* **Objective**:
Within the material below, find each line bearing the word "xlabel" and present it.

* **Raw records**:
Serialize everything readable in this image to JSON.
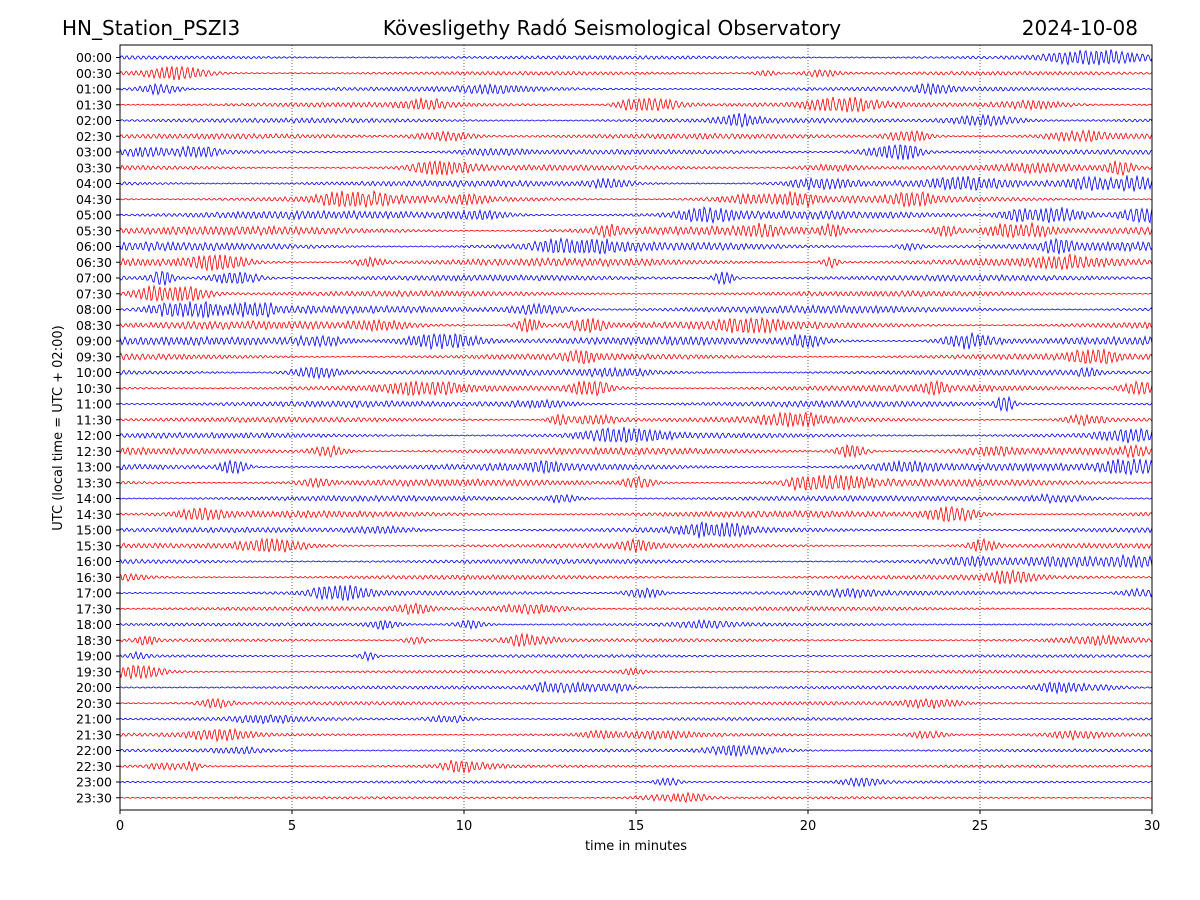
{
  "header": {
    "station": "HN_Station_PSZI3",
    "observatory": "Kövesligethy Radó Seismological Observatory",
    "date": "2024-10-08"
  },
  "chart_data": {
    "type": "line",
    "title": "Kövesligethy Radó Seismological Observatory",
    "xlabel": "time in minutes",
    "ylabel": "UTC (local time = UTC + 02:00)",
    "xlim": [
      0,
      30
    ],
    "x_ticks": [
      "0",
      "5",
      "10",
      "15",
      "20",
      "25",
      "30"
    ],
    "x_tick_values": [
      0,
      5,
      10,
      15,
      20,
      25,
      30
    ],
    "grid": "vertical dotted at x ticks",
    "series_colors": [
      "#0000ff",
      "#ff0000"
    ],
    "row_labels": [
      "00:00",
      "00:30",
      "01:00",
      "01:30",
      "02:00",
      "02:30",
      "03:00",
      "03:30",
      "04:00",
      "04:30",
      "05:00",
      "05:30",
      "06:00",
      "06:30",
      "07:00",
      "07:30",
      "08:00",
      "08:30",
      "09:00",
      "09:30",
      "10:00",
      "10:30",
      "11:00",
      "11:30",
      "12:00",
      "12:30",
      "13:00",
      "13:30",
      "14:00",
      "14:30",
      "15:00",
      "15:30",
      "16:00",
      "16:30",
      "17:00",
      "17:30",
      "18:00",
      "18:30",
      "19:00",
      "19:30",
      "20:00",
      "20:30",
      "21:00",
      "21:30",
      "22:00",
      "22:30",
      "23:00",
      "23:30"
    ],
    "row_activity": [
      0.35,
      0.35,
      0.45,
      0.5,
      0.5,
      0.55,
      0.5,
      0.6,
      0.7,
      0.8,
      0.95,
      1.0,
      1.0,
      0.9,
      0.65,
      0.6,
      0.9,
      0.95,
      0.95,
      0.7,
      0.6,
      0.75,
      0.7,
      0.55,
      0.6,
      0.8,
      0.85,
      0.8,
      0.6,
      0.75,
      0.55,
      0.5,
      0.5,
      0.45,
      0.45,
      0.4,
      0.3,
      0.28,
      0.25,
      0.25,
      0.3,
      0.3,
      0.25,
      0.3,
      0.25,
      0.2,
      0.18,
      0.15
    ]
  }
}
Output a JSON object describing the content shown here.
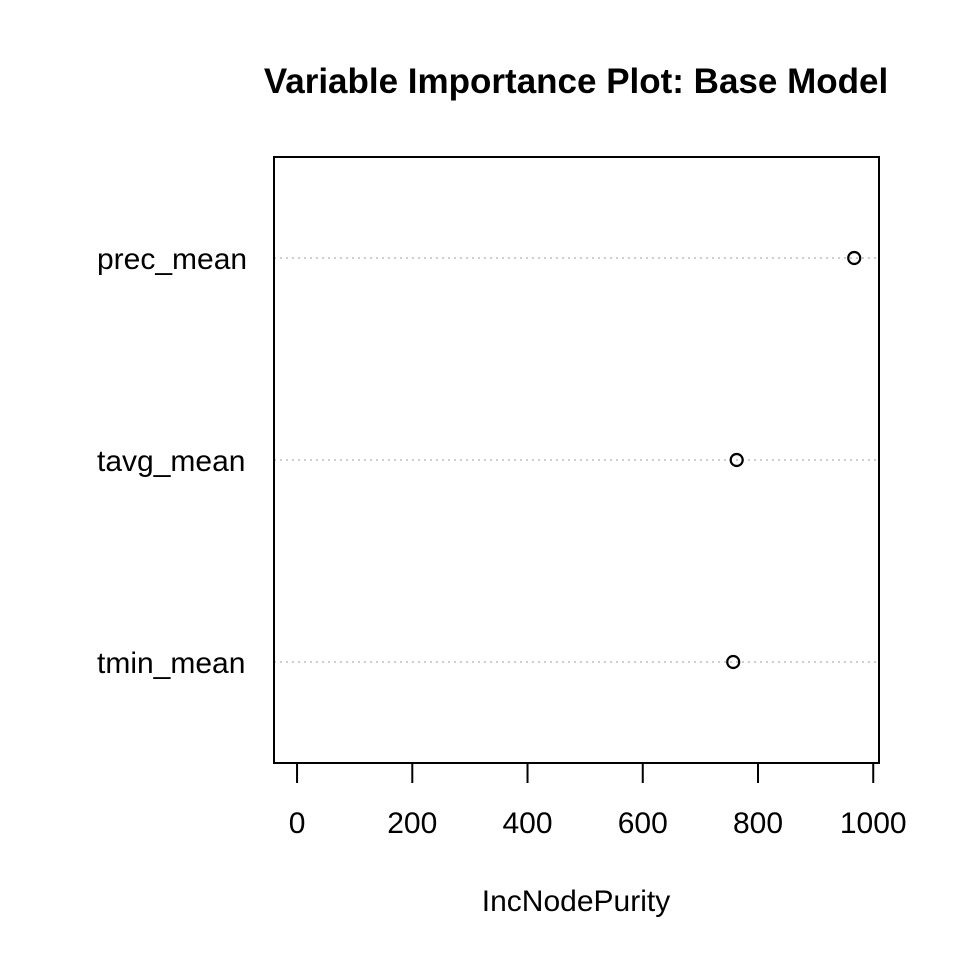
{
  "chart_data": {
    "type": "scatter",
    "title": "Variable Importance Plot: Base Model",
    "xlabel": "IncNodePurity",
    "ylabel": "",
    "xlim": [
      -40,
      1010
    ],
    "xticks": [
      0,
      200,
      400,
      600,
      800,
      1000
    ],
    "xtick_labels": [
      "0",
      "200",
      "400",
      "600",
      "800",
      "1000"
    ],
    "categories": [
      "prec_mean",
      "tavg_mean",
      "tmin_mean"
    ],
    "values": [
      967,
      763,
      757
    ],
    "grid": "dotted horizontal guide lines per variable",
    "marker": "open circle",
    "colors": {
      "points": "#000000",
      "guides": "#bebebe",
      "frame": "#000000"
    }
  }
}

* **Task answer**:
    "xlabel": "time in minutes",
    "xlabel": "IncNodePurity",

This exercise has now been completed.